_WHAT NEEDS TO BE DONE_
Copy each line that has the string "hair" somewhere in it.

_SOURCE DATA_
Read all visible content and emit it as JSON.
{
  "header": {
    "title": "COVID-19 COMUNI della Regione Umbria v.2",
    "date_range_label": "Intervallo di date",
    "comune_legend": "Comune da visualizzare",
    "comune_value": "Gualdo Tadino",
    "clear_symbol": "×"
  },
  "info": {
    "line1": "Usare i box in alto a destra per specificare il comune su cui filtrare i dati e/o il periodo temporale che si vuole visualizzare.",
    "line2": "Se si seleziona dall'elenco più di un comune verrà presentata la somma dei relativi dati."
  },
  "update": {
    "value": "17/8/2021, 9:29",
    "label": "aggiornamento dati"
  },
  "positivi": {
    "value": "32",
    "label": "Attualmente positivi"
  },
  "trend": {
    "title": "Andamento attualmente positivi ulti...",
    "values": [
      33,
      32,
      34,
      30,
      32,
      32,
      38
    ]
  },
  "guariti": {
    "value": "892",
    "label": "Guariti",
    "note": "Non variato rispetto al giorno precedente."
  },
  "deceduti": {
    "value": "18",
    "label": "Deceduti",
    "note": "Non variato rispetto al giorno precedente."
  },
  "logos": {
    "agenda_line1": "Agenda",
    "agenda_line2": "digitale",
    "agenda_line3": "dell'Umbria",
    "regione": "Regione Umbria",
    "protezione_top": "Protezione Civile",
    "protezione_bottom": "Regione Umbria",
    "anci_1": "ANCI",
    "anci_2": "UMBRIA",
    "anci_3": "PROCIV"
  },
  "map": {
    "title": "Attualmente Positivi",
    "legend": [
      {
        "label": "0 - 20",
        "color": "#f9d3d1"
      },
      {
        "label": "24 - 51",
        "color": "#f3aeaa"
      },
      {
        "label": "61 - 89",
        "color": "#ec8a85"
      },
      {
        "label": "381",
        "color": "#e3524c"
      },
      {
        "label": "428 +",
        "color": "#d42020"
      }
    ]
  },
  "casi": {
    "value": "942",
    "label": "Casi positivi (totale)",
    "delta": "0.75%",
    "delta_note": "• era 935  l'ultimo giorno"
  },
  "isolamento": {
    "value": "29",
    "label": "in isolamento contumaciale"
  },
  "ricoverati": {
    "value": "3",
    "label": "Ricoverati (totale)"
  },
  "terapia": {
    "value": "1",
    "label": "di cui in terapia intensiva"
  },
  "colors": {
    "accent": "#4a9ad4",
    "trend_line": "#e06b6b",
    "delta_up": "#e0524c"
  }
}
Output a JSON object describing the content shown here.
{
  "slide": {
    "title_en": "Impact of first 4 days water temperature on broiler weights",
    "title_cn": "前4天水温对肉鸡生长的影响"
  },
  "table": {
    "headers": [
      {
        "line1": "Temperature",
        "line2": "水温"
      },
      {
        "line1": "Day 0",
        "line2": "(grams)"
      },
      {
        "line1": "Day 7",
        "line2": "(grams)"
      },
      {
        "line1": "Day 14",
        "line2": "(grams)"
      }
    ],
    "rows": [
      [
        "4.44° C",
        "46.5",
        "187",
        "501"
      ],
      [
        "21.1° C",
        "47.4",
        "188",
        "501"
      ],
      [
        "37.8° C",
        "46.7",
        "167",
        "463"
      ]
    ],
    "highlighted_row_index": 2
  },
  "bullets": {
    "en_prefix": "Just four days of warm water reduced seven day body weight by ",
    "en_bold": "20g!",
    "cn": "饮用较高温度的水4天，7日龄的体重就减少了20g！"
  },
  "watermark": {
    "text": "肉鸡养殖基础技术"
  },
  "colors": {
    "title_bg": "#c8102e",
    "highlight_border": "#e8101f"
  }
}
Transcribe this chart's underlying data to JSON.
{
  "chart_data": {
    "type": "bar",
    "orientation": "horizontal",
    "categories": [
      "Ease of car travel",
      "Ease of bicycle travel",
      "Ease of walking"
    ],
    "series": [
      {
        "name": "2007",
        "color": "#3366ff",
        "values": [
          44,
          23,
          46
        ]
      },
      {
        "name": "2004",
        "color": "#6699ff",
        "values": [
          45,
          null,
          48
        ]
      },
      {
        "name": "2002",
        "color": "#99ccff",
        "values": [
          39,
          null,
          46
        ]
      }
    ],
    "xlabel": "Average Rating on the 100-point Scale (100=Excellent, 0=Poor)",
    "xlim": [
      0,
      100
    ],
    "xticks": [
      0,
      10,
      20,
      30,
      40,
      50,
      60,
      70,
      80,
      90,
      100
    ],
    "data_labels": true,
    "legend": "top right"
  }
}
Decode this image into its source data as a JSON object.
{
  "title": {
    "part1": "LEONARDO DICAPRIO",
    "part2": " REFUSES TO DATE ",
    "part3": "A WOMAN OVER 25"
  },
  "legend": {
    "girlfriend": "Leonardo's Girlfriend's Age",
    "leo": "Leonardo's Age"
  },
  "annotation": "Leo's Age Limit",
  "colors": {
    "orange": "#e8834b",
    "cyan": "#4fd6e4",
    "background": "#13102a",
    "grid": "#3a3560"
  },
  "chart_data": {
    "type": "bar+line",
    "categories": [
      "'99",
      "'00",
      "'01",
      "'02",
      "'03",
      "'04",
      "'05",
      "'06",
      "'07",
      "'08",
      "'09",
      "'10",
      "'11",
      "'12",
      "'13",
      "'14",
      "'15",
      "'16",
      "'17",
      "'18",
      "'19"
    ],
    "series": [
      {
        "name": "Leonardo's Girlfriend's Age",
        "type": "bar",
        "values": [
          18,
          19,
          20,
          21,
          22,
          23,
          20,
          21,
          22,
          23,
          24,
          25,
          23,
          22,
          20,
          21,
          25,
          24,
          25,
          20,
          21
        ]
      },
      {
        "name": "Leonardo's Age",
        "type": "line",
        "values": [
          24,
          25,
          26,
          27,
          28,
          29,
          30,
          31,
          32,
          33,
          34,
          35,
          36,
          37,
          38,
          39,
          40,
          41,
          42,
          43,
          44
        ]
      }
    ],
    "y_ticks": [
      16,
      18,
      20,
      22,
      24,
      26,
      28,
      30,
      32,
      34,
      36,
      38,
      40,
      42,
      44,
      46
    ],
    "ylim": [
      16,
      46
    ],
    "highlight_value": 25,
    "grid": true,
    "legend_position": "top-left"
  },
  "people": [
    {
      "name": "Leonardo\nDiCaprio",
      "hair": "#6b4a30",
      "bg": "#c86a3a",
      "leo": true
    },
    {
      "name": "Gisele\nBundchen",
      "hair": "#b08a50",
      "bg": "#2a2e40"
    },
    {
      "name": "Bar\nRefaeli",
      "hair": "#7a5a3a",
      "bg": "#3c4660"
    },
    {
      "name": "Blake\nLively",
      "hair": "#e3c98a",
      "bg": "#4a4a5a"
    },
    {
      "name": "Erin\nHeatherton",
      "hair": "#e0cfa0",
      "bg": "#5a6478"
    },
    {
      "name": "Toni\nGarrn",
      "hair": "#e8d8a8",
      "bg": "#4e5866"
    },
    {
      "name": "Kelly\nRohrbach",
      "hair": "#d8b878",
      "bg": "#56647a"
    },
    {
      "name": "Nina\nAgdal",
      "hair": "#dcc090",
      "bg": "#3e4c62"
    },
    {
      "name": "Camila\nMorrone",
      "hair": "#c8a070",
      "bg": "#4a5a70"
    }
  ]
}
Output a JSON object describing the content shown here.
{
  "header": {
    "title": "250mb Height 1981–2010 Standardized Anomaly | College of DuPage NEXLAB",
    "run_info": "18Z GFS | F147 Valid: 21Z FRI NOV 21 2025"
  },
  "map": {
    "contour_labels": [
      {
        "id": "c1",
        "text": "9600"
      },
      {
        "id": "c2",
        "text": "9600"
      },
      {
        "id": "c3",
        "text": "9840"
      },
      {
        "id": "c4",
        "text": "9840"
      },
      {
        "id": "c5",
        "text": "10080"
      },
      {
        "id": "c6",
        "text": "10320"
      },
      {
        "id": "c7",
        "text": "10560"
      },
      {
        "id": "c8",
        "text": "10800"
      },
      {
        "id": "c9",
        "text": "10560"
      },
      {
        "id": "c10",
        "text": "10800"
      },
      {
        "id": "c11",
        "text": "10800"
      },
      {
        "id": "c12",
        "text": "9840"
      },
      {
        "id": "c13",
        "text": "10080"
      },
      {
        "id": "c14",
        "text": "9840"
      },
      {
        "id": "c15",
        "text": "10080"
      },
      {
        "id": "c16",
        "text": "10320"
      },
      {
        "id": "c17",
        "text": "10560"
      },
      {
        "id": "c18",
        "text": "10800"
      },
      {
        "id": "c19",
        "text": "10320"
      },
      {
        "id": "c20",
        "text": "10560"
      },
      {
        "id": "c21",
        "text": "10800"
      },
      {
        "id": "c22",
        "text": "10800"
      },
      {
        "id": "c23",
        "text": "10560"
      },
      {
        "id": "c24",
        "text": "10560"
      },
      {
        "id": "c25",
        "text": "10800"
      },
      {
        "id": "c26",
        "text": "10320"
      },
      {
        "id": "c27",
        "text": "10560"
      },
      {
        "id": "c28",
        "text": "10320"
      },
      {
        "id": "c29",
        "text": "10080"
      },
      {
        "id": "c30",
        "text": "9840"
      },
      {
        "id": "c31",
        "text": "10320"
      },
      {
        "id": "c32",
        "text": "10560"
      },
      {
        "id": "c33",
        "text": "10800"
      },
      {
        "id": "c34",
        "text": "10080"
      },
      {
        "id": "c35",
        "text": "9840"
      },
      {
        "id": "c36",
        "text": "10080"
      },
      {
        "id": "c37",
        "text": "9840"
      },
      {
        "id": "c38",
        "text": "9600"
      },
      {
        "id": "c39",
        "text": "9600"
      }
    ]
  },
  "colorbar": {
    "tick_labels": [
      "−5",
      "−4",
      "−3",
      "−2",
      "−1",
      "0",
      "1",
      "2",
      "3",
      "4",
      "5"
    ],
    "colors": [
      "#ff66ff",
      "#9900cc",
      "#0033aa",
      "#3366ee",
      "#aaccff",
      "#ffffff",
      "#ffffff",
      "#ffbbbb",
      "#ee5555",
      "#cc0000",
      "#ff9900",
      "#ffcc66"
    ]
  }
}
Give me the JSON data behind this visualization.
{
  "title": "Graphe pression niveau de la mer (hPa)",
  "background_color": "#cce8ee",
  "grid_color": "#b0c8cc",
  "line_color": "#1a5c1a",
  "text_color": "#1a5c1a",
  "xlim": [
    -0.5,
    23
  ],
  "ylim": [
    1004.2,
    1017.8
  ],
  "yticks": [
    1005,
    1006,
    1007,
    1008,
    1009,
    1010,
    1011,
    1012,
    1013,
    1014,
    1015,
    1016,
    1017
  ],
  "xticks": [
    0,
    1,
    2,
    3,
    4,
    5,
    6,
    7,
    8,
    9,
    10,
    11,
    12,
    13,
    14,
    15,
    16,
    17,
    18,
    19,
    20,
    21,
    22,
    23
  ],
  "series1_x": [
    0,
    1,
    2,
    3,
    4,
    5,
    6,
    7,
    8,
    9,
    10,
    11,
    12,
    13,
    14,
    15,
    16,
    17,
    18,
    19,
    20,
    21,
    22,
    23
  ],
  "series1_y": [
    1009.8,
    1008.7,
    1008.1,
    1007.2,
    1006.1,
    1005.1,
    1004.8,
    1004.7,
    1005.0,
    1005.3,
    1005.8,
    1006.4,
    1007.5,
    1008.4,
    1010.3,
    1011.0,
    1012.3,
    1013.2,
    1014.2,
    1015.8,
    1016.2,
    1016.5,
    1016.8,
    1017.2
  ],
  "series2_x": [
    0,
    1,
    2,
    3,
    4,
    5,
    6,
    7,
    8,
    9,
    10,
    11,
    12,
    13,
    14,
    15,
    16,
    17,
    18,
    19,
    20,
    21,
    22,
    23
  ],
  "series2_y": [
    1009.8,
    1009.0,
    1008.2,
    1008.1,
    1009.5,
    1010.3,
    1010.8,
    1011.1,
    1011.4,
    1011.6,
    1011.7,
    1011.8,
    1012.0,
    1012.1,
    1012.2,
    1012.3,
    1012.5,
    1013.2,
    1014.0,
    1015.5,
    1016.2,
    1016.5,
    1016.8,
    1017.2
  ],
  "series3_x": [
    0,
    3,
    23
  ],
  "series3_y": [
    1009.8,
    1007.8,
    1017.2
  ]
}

_THE REPLY_
      "hair": "#6b4a30",
      "hair": "#b08a50",
      "hair": "#7a5a3a",
      "hair": "#e3c98a",
      "hair": "#e0cfa0",
      "hair": "#e8d8a8",
      "hair": "#d8b878",
      "hair": "#dcc090",
      "hair": "#c8a070",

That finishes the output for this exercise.